Saved entries
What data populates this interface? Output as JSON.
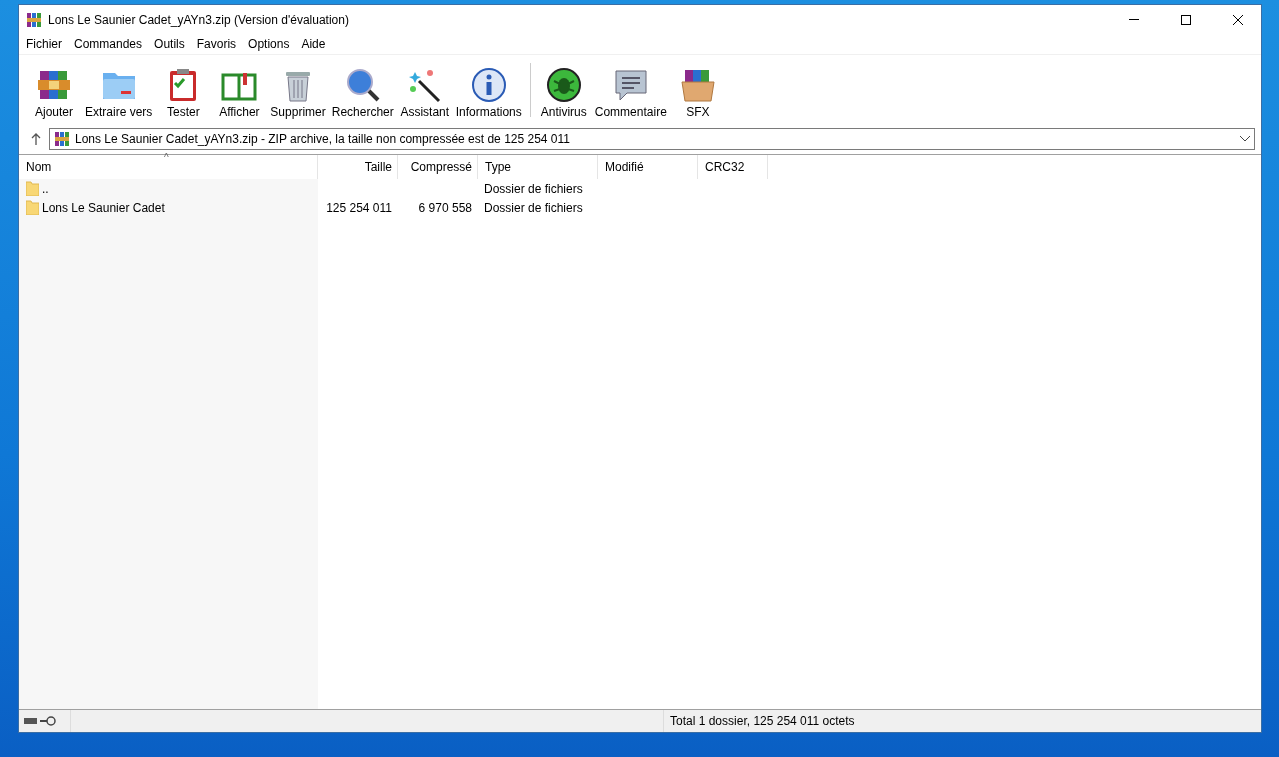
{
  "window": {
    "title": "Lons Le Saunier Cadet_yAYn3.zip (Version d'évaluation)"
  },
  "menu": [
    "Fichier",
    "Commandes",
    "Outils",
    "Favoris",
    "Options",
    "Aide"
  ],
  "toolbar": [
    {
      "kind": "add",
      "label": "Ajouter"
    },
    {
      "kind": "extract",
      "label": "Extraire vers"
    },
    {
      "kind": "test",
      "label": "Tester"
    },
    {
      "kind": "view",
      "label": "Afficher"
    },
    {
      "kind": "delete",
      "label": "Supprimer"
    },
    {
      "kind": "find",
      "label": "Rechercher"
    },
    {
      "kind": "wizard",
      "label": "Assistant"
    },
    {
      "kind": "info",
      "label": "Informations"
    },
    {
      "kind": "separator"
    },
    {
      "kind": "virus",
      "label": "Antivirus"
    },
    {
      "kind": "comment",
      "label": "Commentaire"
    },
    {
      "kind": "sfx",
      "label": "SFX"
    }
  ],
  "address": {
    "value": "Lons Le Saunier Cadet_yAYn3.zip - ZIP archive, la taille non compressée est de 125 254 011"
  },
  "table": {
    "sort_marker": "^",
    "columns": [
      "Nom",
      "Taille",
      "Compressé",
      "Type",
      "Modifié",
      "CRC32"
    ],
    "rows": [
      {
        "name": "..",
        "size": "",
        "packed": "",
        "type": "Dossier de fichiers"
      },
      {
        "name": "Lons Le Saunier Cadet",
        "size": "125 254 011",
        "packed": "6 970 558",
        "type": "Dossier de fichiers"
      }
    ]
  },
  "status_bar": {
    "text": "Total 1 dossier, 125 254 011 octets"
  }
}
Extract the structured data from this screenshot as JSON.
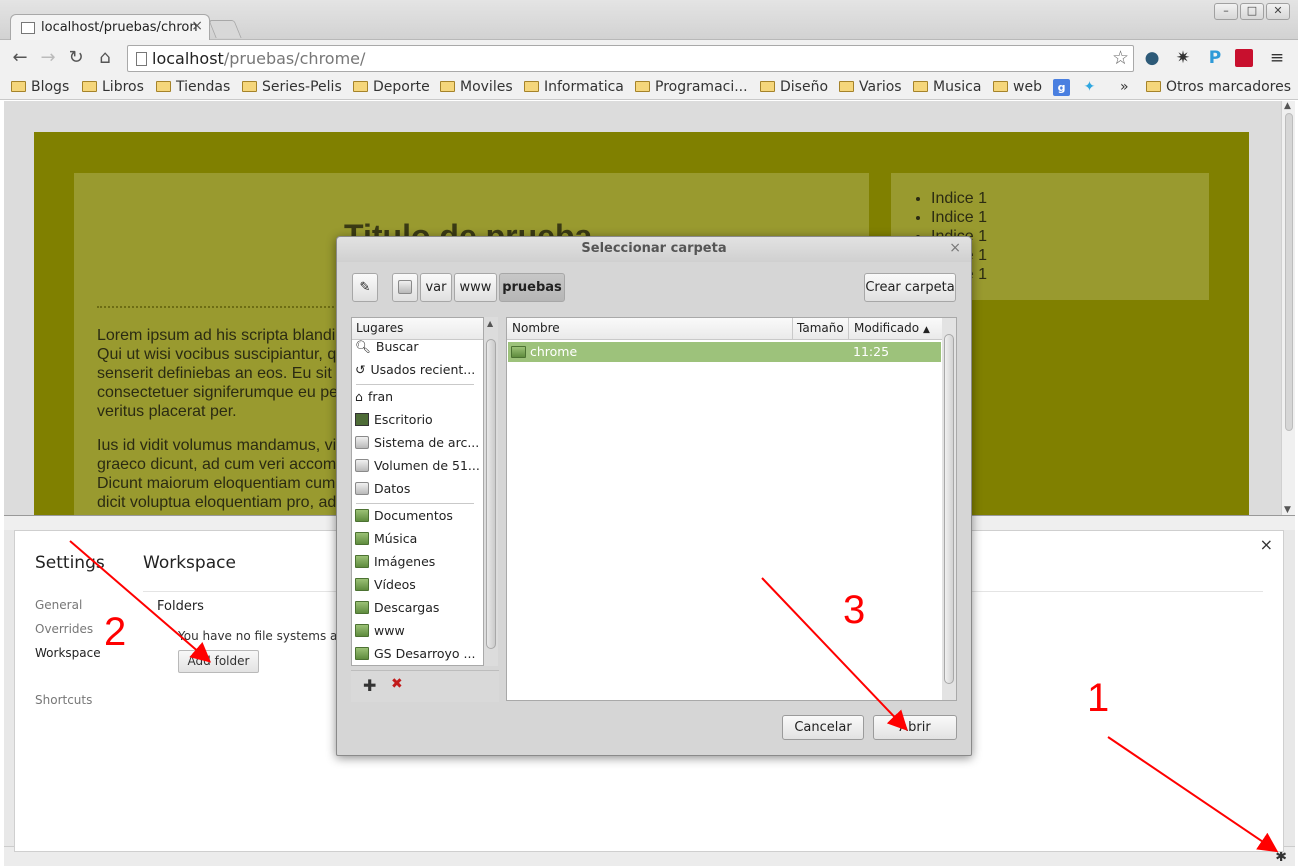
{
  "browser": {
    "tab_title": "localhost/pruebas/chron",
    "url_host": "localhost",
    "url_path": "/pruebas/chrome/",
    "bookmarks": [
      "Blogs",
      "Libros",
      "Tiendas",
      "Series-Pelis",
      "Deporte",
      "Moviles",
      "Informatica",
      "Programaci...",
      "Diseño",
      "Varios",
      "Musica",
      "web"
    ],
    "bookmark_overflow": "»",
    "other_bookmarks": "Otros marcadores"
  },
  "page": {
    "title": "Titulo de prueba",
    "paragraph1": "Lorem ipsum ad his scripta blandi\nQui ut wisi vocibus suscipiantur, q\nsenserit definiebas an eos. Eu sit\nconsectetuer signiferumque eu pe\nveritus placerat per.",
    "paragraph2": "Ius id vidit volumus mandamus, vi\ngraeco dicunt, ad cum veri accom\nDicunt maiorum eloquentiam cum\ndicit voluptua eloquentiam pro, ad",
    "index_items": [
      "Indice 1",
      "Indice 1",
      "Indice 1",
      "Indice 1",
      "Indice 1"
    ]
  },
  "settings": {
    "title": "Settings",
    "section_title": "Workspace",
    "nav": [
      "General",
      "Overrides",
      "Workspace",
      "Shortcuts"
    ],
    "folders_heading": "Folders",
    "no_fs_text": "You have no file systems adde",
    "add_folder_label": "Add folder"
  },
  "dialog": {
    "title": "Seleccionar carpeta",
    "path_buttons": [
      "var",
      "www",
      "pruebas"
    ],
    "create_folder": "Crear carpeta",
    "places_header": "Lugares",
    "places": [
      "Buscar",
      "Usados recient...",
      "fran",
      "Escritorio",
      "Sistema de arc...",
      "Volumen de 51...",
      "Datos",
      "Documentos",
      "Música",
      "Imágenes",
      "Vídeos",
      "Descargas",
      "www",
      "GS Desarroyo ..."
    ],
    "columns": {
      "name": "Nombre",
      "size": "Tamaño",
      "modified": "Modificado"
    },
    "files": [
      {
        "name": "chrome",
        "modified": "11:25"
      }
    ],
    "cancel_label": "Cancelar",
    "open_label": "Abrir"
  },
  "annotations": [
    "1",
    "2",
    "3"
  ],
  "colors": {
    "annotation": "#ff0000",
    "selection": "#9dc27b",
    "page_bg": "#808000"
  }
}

- _How to complete this task_: When you find a line in the records that contains the word "data", copy it.

- _Response to the exercise_:
What data populates this interface? Output as JSON.
Extract the structured data from this screenshot as JSON.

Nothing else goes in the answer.